===== Source material
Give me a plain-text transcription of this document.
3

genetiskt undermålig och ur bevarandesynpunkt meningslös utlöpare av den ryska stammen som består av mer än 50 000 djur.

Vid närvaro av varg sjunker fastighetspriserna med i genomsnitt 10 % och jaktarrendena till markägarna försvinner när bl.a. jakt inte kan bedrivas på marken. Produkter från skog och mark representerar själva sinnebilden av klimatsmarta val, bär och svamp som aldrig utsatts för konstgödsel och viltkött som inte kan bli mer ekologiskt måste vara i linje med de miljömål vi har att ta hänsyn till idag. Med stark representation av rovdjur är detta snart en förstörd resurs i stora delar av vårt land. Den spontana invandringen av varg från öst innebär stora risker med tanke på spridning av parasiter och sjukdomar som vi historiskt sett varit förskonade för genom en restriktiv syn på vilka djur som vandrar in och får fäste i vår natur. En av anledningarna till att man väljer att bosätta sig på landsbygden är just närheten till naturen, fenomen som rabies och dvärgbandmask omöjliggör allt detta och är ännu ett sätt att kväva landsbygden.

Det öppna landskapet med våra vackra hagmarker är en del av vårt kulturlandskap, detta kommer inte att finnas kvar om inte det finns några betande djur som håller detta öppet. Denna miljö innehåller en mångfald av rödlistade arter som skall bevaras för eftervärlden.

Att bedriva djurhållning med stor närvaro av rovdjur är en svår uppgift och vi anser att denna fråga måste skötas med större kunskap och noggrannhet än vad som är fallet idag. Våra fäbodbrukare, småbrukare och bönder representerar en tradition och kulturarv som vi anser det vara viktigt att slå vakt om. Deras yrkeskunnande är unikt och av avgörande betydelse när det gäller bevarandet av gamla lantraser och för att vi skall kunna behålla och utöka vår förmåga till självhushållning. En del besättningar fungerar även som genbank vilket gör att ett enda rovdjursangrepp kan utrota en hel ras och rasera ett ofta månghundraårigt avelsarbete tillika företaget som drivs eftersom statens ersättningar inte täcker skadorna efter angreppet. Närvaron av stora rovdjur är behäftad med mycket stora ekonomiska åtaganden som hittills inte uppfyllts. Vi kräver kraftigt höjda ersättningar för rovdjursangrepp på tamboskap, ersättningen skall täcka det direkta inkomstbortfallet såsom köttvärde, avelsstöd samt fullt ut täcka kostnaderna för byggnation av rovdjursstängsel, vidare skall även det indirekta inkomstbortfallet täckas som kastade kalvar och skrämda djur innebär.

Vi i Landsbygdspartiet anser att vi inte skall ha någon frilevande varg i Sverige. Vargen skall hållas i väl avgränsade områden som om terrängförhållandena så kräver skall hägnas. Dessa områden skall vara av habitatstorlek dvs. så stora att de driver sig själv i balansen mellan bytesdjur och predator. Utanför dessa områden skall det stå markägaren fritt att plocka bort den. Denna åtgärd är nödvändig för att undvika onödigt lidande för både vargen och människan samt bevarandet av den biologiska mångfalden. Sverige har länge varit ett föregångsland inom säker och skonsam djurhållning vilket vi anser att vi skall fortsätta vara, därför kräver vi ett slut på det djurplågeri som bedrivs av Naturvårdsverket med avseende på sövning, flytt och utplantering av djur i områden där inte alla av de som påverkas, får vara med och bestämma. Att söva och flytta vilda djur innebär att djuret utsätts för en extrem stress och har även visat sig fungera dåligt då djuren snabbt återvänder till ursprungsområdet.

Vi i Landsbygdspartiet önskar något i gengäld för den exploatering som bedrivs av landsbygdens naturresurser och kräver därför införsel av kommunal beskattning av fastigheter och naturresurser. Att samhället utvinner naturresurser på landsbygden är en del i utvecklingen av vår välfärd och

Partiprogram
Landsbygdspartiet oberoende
==========
===== Source material
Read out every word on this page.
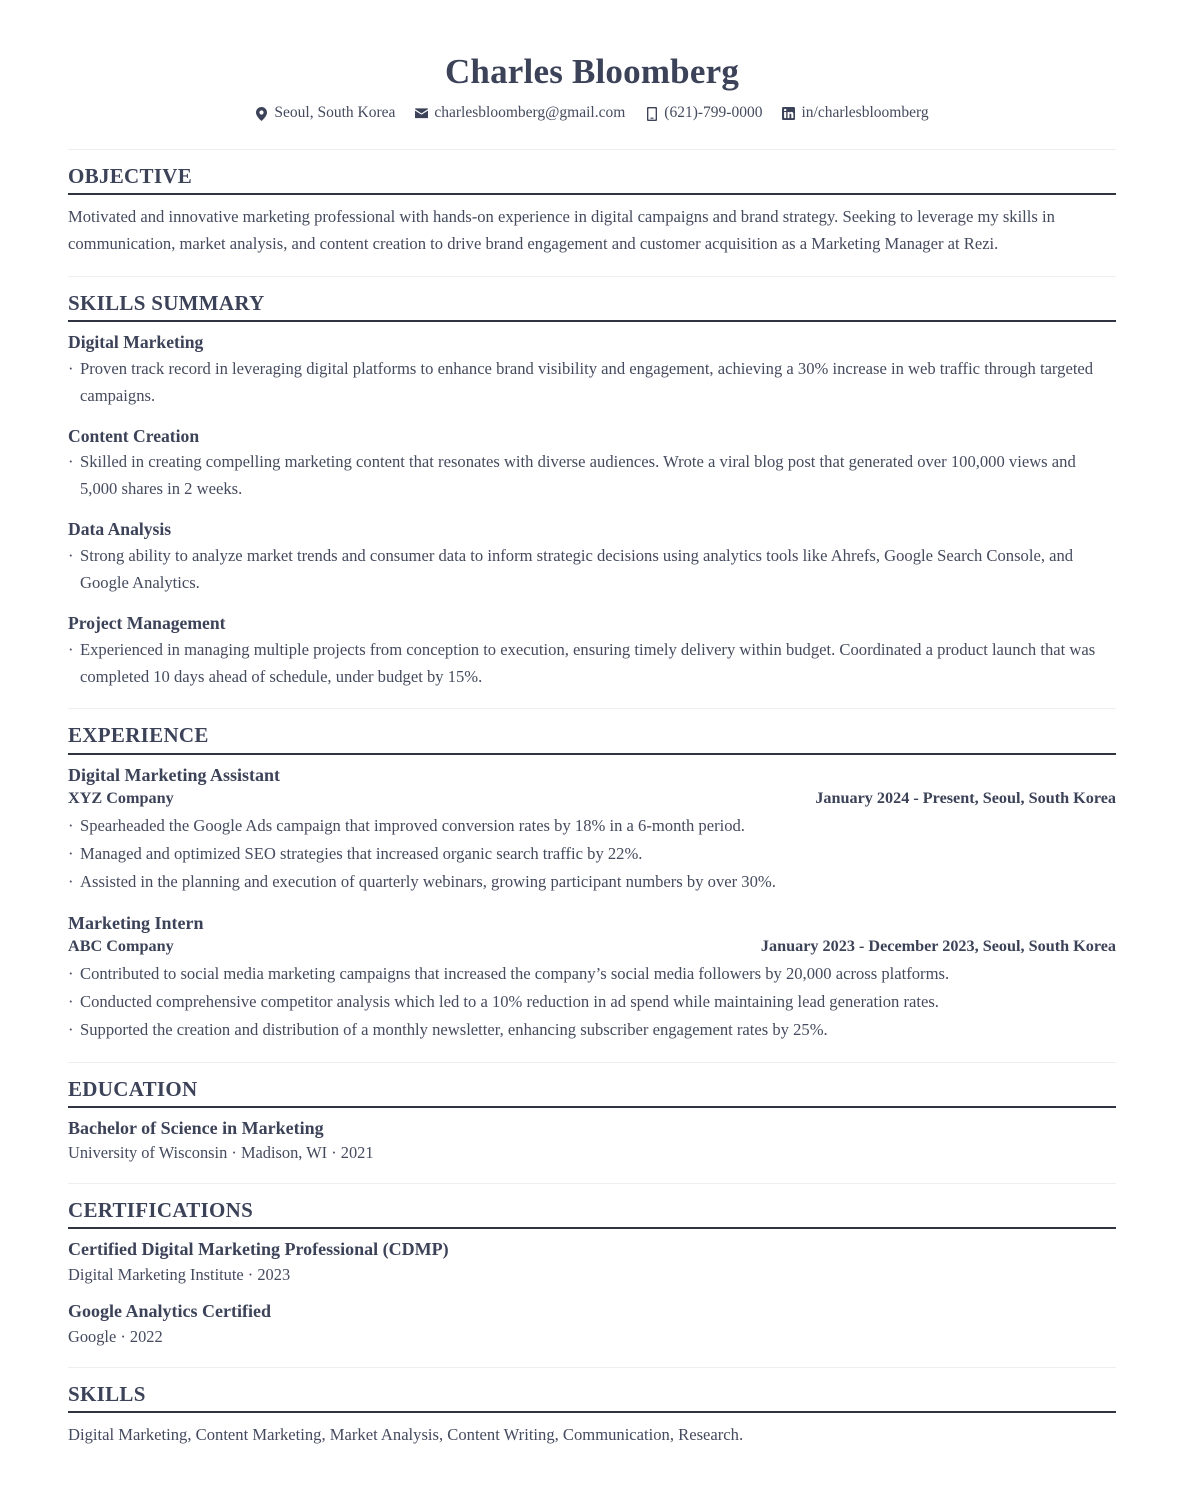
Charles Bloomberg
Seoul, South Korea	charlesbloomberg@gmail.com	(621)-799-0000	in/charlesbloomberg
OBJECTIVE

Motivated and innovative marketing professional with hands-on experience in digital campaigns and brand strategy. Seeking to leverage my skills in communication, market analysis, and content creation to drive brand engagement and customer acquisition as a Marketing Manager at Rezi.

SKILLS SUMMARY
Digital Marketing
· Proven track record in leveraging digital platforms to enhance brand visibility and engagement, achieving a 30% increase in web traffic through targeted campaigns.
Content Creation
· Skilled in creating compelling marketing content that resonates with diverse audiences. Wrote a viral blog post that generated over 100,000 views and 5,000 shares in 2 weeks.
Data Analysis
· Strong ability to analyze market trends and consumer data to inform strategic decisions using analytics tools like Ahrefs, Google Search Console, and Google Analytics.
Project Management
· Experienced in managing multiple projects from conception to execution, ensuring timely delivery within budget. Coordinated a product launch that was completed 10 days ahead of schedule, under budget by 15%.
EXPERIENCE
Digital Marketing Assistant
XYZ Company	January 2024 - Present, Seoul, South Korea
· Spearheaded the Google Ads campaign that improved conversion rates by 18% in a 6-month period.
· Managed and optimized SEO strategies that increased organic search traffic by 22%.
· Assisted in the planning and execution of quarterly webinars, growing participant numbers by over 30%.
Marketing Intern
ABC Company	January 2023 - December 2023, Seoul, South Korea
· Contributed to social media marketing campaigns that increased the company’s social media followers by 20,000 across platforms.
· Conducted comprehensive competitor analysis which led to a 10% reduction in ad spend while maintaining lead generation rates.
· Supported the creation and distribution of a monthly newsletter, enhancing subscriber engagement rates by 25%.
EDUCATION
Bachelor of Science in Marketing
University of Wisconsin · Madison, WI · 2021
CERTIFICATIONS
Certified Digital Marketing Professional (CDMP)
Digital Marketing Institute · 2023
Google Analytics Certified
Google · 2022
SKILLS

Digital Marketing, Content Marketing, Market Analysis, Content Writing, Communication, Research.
==========
** Task brief **
Report all lines above with "that".

** Result **
· Skilled in creating compelling marketing content that resonates with diverse audiences. Wrote a viral blog post that generated over 100,000 views and 5,000 shares in 2 weeks.
· Experienced in managing multiple projects from conception to execution, ensuring timely delivery within budget. Coordinated a product launch that was completed 10 days ahead of schedule, under budget by 15%.
· Spearheaded the Google Ads campaign that improved conversion rates by 18% in a 6-month period.
· Managed and optimized SEO strategies that increased organic search traffic by 22%.
· Contributed to social media marketing campaigns that increased the company’s social media followers by 20,000 across platforms.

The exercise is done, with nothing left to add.